* WRITTEN INSTRUCTION *
Lines that include the word "this" are the ones to copy.

-- Start DATA LISTING --

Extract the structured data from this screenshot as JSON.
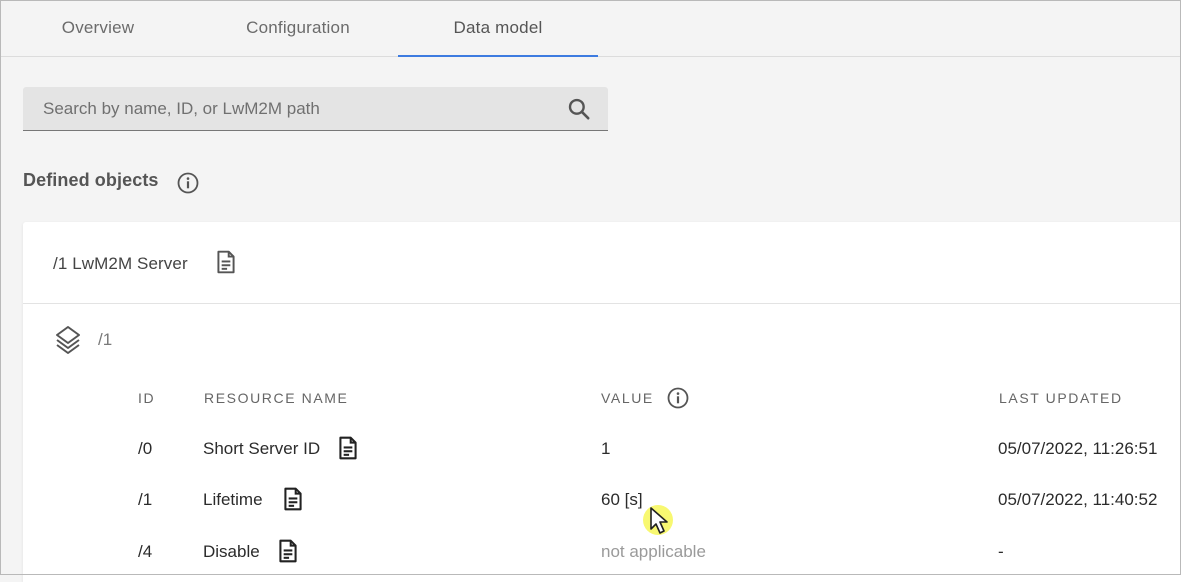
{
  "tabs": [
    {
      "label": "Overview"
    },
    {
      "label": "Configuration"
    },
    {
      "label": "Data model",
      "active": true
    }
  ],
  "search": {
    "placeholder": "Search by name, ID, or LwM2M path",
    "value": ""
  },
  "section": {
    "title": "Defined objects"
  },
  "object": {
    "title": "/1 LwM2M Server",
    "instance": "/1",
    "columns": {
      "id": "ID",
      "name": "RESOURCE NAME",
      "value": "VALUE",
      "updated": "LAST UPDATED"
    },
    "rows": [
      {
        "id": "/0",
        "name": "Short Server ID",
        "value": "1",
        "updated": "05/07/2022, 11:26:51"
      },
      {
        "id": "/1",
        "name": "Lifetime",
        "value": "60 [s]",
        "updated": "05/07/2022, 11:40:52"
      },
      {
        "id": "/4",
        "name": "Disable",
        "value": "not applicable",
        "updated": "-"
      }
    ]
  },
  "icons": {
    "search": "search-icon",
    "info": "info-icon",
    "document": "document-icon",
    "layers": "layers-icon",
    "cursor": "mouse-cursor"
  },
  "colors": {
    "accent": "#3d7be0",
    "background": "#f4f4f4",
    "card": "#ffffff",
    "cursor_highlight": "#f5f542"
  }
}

-- End DATA LISTING --
-- Start DATA LISTING --

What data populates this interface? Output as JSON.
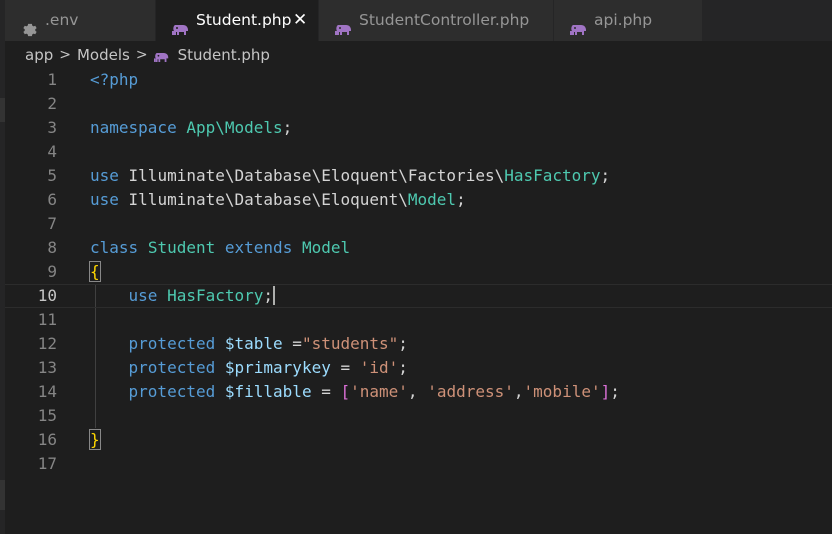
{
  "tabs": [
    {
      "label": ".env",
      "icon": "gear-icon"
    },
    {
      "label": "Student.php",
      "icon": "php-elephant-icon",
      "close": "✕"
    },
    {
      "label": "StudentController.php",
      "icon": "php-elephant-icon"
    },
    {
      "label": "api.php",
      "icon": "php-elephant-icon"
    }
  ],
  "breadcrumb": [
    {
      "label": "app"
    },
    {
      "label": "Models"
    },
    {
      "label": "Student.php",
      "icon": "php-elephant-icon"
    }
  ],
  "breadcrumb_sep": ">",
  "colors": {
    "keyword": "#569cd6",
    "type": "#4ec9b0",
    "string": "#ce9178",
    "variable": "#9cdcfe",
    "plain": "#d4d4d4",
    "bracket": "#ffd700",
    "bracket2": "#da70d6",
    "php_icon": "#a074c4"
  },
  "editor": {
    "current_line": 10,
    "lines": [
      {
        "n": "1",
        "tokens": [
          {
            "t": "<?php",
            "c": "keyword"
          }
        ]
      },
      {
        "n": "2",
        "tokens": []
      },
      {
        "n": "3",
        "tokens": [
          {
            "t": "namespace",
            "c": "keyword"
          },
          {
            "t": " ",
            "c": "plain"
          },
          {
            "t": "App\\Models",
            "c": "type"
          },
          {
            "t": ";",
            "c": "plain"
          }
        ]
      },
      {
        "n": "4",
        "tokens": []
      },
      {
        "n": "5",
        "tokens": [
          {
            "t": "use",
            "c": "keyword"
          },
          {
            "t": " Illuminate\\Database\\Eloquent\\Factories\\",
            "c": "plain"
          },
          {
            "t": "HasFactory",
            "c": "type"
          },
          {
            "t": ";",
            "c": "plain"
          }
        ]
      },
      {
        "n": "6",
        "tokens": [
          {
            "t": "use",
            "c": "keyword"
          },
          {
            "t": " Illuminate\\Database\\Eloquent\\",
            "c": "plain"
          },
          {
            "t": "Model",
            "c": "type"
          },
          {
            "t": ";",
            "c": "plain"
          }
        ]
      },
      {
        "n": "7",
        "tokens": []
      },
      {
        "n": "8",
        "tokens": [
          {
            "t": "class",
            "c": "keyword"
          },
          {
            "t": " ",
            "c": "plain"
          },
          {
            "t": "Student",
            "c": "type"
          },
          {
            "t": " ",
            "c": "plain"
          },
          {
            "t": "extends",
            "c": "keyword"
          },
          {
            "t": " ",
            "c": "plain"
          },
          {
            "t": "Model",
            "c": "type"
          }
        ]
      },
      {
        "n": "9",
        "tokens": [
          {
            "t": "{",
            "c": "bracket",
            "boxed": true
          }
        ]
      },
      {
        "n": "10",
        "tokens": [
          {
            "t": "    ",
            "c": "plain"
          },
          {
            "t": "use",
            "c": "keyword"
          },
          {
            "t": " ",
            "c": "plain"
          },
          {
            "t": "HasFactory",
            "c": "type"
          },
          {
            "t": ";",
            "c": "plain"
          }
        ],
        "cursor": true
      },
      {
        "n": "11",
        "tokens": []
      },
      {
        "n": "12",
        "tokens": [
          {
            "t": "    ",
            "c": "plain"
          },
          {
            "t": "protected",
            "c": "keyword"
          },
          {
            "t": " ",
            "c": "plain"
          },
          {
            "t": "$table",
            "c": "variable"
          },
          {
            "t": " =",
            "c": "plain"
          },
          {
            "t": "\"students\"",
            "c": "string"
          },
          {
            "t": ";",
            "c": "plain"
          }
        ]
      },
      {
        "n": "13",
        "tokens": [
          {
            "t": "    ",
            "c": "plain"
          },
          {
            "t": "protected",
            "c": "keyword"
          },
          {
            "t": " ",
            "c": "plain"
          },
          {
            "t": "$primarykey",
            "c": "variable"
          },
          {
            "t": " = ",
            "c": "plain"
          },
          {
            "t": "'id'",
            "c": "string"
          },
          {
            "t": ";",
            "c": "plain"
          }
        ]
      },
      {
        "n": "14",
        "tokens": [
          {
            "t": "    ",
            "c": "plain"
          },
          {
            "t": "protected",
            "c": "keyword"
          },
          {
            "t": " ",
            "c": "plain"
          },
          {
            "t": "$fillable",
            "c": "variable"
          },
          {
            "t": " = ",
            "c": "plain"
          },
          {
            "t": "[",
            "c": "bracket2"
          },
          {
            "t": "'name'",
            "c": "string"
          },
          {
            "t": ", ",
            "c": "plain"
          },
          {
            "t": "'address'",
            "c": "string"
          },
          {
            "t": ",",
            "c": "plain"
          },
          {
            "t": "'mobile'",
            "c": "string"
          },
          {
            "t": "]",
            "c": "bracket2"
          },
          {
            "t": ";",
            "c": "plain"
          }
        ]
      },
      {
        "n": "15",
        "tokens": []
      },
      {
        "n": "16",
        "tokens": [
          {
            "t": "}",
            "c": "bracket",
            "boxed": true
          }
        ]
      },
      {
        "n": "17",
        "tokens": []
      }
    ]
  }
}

-- End DATA LISTING --

* SOLUTION BELOW *
Extract the structured data from this screenshot as JSON.
What data populates this interface? Output as JSON.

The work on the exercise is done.